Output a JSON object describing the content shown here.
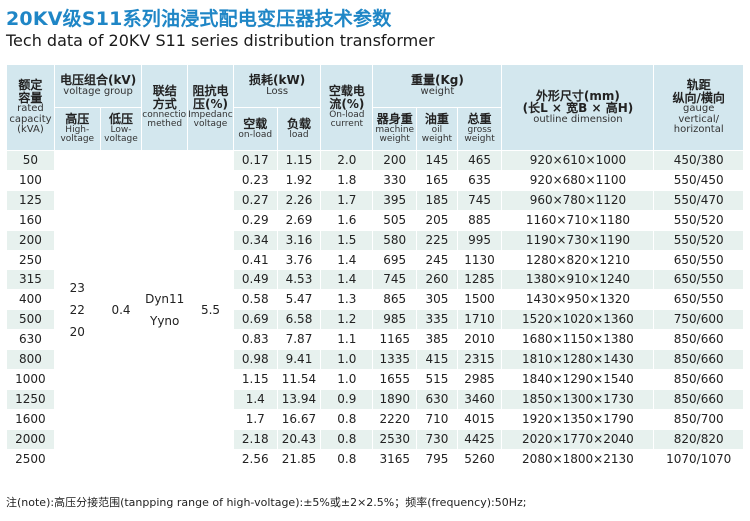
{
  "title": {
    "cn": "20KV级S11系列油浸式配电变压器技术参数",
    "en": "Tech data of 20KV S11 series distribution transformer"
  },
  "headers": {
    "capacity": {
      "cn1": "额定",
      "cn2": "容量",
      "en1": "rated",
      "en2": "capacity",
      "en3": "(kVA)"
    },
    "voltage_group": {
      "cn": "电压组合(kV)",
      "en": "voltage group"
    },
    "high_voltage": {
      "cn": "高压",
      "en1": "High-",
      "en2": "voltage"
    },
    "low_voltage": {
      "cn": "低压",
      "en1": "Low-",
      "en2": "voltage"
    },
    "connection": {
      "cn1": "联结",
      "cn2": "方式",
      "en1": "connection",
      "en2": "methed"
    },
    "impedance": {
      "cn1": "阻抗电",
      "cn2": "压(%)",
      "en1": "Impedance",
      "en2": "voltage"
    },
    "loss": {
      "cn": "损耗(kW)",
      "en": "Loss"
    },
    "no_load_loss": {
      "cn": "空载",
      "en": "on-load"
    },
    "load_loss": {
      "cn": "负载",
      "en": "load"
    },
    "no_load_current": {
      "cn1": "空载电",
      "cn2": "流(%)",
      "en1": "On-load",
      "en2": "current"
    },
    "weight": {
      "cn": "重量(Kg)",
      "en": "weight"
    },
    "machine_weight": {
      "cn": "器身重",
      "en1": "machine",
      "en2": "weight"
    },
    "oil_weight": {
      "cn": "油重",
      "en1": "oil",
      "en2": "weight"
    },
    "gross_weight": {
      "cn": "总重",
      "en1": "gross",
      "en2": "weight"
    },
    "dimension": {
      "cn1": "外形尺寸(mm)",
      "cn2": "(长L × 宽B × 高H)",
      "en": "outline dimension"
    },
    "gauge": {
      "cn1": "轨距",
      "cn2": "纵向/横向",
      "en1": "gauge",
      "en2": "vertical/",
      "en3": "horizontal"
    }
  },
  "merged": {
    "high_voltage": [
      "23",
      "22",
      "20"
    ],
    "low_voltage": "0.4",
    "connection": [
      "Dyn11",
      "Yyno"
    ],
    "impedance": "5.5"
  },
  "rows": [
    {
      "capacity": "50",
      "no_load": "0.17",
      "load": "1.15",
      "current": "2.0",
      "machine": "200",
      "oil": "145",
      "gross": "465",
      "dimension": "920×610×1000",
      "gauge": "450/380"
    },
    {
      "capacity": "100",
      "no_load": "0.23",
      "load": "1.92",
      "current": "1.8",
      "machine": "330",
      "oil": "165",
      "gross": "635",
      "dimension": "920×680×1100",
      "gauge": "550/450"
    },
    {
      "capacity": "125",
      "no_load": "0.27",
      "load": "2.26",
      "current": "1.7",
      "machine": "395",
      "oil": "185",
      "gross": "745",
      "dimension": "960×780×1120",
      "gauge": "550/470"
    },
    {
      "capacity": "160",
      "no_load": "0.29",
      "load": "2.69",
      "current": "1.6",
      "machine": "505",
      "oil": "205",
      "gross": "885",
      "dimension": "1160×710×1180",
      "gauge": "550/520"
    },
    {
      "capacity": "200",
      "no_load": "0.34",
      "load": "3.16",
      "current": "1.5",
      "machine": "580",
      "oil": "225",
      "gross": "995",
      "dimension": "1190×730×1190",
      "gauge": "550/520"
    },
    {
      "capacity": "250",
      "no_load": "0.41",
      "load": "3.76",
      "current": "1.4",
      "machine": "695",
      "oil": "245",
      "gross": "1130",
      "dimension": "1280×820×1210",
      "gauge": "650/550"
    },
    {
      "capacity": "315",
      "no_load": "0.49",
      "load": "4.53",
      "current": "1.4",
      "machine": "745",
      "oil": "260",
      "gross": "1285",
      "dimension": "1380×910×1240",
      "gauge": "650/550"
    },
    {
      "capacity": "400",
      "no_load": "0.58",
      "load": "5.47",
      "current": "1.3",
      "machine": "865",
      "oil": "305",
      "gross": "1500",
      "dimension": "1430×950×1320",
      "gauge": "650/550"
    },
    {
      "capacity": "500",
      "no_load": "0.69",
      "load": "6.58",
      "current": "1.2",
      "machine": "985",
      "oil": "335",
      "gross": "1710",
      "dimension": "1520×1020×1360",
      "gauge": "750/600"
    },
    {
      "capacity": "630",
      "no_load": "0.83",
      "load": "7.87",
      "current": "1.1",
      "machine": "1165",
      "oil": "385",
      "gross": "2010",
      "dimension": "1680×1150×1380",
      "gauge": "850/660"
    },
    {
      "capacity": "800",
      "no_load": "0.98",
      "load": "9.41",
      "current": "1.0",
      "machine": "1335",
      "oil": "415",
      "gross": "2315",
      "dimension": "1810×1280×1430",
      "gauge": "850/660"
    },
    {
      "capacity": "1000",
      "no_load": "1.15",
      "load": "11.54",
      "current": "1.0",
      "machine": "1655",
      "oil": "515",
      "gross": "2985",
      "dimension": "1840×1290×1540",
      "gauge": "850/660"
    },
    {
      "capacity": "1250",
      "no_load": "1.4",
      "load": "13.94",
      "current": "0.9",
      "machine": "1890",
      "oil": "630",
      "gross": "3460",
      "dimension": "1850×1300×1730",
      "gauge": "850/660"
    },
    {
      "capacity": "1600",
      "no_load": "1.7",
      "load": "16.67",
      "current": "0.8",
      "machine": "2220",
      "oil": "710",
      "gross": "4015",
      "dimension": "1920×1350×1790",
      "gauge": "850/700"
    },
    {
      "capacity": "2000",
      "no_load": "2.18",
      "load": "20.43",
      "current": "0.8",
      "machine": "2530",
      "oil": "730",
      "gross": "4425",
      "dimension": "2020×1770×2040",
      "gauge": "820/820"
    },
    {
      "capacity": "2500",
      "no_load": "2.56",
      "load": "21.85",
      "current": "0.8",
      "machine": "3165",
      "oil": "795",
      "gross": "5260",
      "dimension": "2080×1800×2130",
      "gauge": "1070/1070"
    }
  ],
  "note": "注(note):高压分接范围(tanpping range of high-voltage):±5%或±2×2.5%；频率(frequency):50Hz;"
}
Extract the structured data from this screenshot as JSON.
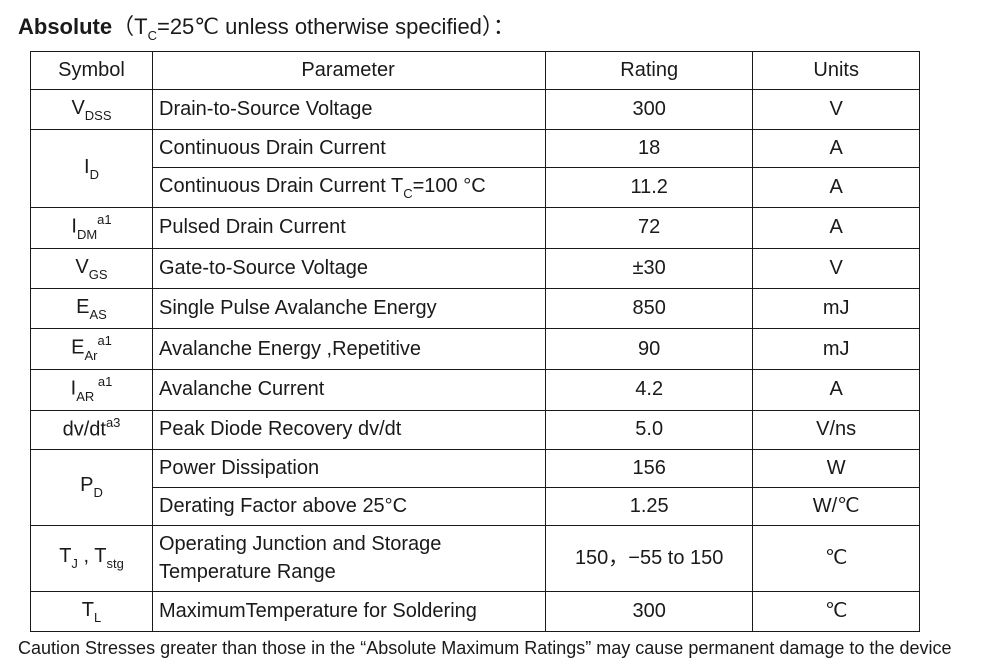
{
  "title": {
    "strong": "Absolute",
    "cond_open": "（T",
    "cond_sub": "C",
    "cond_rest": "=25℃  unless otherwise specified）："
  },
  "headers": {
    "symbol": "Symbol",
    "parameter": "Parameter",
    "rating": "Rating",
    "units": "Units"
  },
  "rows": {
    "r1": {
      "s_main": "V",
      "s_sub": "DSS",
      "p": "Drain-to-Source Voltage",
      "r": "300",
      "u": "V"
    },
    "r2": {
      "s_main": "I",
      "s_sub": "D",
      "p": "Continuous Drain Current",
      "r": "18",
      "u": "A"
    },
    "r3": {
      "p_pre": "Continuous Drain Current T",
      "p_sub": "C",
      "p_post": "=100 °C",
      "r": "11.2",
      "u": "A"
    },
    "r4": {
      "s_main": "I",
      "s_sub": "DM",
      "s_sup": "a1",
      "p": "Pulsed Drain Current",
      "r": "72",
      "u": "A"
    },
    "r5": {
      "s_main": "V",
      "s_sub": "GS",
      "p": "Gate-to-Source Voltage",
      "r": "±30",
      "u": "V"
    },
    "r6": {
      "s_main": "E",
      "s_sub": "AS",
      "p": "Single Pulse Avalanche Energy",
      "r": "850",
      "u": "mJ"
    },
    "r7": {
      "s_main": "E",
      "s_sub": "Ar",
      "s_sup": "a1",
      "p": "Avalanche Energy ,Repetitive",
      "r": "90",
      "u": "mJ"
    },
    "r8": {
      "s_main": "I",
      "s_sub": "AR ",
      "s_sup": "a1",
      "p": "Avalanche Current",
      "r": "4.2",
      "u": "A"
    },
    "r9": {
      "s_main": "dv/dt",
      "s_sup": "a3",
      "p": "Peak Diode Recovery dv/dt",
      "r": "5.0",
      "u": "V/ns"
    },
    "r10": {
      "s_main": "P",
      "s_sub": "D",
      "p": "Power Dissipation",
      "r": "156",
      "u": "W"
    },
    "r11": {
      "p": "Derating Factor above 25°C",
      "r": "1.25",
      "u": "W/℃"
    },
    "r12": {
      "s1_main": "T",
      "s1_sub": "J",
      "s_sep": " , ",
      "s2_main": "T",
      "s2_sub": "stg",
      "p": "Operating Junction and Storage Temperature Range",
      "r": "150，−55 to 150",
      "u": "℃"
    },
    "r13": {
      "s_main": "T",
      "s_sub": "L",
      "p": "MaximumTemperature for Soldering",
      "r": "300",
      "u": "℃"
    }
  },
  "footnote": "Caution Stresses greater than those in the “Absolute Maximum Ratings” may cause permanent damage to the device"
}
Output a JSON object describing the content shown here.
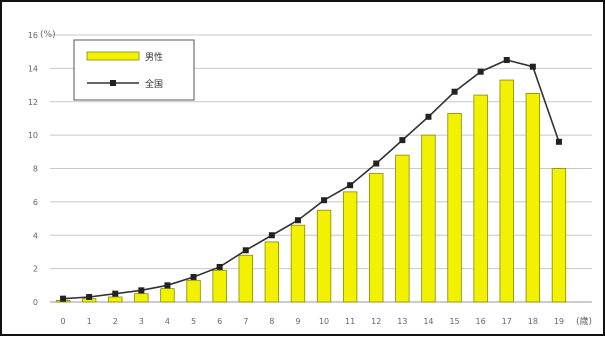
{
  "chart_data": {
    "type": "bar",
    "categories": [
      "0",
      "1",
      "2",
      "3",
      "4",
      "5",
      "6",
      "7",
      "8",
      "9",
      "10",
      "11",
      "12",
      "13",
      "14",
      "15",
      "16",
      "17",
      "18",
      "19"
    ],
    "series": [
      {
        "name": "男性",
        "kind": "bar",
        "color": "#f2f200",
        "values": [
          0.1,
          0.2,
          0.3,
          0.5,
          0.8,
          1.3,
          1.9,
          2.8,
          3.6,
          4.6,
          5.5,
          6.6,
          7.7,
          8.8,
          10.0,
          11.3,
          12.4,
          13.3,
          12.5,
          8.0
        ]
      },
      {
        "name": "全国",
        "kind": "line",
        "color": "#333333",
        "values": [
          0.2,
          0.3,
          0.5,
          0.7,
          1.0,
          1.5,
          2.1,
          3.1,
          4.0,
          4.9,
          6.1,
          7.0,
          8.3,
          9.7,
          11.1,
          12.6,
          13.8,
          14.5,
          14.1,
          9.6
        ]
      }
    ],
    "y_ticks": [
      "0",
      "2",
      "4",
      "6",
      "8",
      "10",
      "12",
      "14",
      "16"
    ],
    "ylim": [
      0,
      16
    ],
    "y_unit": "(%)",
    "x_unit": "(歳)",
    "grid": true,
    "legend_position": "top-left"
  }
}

····················

-- Exercise objective --
Take every line containing the word "Energy" and copy it.

-- Finished task --
      "p": "Single Pulse Avalanche Energy",
      "p": "Avalanche Energy ,Repetitive",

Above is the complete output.